Challenge
Everything in the data should be repeated exactly, save for the images.

[begin Data records]

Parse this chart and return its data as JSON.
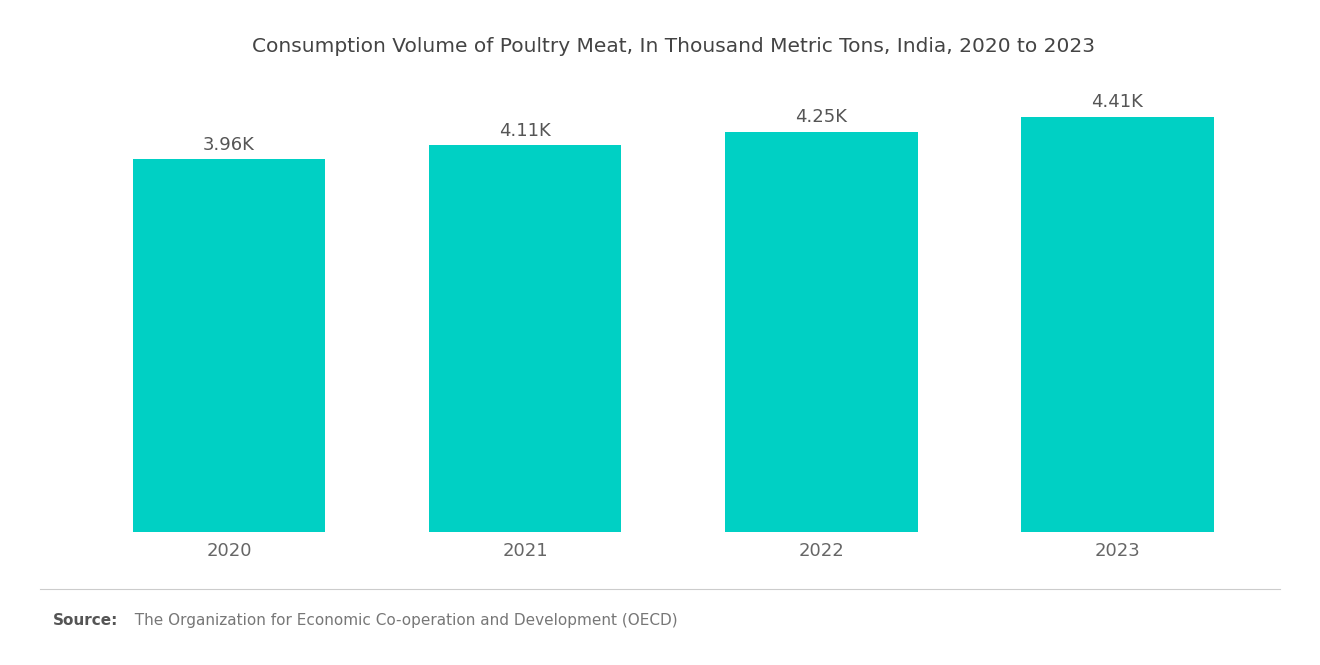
{
  "title": "Consumption Volume of Poultry Meat, In Thousand Metric Tons, India, 2020 to 2023",
  "categories": [
    "2020",
    "2021",
    "2022",
    "2023"
  ],
  "values": [
    3960,
    4110,
    4250,
    4410
  ],
  "labels": [
    "3.96K",
    "4.11K",
    "4.25K",
    "4.41K"
  ],
  "bar_color": "#00D0C4",
  "background_color": "#ffffff",
  "source_bold": "Source:",
  "source_text": "  The Organization for Economic Co-operation and Development (OECD)",
  "title_fontsize": 14.5,
  "label_fontsize": 13,
  "tick_fontsize": 13,
  "source_fontsize": 11,
  "ylim": [
    0,
    4800
  ],
  "bar_width": 0.65
}
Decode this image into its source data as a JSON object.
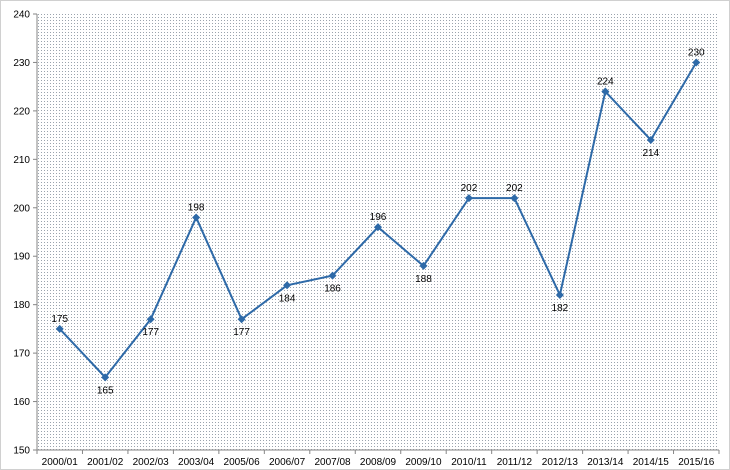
{
  "chart_data": {
    "type": "line",
    "title": "",
    "xlabel": "",
    "ylabel": "",
    "categories": [
      "2000/01",
      "2001/02",
      "2002/03",
      "2003/04",
      "2005/06",
      "2006/07",
      "2007/08",
      "2008/09",
      "2009/10",
      "2010/11",
      "2011/12",
      "2012/13",
      "2013/14",
      "2014/15",
      "2015/16"
    ],
    "series": [
      {
        "values": [
          175,
          165,
          177,
          198,
          177,
          184,
          186,
          196,
          188,
          202,
          202,
          182,
          224,
          214,
          230
        ]
      }
    ],
    "label_position": [
      "above",
      "below",
      "below",
      "above",
      "below",
      "below",
      "below",
      "above",
      "below",
      "above",
      "above",
      "below",
      "above",
      "below",
      "above"
    ],
    "ylim": [
      150,
      240
    ],
    "yticks": [
      150,
      160,
      170,
      180,
      190,
      200,
      210,
      220,
      230,
      240
    ],
    "grid": false,
    "legend": "none",
    "marker": "diamond",
    "colors": {
      "line": "#2e6aa8",
      "background_dots": "#9aa3ad"
    }
  }
}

[end Data records]

Exercise response
Parse this chart and return its data as JSON.
{
  "title": "Consumption Volume of Poultry Meat, In Thousand Metric Tons, India, 2020 to 2023",
  "categories": [
    "2020",
    "2021",
    "2022",
    "2023"
  ],
  "values": [
    3960,
    4110,
    4250,
    4410
  ],
  "labels": [
    "3.96K",
    "4.11K",
    "4.25K",
    "4.41K"
  ],
  "bar_color": "#00D0C4",
  "background_color": "#ffffff",
  "source_bold": "Source:",
  "source_text": "  The Organization for Economic Co-operation and Development (OECD)",
  "title_fontsize": 14.5,
  "label_fontsize": 13,
  "tick_fontsize": 13,
  "source_fontsize": 11,
  "ylim": [
    0,
    4800
  ],
  "bar_width": 0.65
}
Decode this image into its source data as a JSON object.
{
  "chart_data": {
    "type": "line",
    "title": "",
    "xlabel": "",
    "ylabel": "",
    "categories": [
      "2000/01",
      "2001/02",
      "2002/03",
      "2003/04",
      "2005/06",
      "2006/07",
      "2007/08",
      "2008/09",
      "2009/10",
      "2010/11",
      "2011/12",
      "2012/13",
      "2013/14",
      "2014/15",
      "2015/16"
    ],
    "series": [
      {
        "values": [
          175,
          165,
          177,
          198,
          177,
          184,
          186,
          196,
          188,
          202,
          202,
          182,
          224,
          214,
          230
        ]
      }
    ],
    "label_position": [
      "above",
      "below",
      "below",
      "above",
      "below",
      "below",
      "below",
      "above",
      "below",
      "above",
      "above",
      "below",
      "above",
      "below",
      "above"
    ],
    "ylim": [
      150,
      240
    ],
    "yticks": [
      150,
      160,
      170,
      180,
      190,
      200,
      210,
      220,
      230,
      240
    ],
    "grid": false,
    "legend": "none",
    "marker": "diamond",
    "colors": {
      "line": "#2e6aa8",
      "background_dots": "#9aa3ad"
    }
  }
}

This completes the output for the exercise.